* _What the exercise asks_
Report each line of the material below that contains the word "Math", copying every such line in full.

--------

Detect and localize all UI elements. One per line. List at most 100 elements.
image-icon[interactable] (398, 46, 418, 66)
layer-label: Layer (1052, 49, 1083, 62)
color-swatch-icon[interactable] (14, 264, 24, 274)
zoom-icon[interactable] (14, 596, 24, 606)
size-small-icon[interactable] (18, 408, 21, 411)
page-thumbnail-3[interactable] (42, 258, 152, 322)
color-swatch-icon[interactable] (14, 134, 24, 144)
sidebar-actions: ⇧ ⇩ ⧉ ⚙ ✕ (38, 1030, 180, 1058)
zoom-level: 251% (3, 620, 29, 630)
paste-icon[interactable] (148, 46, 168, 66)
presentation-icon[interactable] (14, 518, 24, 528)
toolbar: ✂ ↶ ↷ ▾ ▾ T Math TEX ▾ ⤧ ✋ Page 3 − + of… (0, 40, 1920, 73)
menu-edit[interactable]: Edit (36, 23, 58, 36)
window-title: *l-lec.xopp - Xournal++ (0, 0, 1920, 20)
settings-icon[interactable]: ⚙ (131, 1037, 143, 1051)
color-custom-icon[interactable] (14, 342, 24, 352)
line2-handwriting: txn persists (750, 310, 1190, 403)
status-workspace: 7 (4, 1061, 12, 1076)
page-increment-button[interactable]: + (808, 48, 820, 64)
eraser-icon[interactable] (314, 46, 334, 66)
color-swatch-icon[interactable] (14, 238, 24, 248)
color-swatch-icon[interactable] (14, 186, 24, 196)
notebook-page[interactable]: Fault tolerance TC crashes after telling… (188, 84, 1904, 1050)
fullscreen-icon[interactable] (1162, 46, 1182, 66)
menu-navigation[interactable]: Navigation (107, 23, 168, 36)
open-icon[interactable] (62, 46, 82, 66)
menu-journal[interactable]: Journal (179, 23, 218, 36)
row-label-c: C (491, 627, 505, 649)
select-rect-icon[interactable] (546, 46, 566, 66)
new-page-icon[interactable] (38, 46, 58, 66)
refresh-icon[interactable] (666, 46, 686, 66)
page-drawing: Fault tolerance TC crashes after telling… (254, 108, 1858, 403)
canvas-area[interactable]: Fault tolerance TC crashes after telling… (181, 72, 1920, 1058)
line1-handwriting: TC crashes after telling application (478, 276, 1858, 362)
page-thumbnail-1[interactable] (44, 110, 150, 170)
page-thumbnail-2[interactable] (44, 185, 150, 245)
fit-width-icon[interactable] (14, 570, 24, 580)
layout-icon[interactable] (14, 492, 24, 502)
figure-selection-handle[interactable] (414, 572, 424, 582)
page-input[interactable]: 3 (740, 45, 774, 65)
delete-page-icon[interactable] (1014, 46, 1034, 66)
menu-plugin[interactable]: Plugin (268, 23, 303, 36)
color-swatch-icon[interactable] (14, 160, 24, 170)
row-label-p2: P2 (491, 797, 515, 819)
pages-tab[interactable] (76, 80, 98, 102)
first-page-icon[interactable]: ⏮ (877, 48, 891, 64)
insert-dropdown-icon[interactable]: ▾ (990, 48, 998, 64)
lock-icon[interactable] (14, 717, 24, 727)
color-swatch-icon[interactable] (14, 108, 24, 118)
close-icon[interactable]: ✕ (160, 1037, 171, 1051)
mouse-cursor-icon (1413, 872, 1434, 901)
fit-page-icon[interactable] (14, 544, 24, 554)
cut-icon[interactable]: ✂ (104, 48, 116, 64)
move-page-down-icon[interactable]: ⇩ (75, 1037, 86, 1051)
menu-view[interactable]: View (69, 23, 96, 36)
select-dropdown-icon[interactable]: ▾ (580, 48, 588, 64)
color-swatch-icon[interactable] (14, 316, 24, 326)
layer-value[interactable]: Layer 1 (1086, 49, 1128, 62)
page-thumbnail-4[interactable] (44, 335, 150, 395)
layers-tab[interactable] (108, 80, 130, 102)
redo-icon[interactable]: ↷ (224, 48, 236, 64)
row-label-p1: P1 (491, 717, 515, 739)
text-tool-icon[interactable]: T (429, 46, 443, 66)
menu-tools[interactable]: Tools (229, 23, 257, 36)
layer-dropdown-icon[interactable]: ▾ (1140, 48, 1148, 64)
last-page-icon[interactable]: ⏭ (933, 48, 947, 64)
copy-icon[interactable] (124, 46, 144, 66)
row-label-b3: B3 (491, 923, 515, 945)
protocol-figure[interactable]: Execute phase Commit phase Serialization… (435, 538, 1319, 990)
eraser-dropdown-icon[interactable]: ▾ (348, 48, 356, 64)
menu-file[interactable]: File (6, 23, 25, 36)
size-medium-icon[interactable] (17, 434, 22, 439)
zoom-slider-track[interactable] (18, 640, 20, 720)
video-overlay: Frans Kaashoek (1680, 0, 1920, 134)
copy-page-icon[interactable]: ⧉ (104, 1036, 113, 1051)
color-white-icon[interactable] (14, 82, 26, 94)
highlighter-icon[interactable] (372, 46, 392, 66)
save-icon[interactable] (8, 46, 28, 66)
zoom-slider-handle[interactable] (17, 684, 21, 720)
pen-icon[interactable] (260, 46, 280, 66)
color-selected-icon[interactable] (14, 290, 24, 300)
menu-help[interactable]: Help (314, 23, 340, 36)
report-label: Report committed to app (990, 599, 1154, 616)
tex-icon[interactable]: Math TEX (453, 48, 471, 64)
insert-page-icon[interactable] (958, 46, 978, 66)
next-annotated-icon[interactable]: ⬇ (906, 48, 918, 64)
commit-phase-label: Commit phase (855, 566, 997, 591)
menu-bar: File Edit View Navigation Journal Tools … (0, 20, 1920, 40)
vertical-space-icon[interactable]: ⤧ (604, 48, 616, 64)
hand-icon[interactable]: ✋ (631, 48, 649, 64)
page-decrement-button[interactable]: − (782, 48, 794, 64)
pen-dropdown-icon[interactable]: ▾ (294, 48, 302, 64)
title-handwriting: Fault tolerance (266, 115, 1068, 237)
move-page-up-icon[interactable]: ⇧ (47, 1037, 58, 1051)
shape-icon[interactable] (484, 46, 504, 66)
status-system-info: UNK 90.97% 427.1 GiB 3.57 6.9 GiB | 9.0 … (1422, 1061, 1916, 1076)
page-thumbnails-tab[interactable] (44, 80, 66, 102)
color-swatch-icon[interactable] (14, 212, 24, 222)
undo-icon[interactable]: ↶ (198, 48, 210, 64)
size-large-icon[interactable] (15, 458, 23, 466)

--------

* _Result for this exercise_
toolbar: ✂ ↶ ↷ ▾ ▾ T Math TEX ▾ ⤧ ✋ Page 3 − + of… (0, 40, 1920, 73)
tex-icon[interactable]: Math TEX (453, 48, 471, 64)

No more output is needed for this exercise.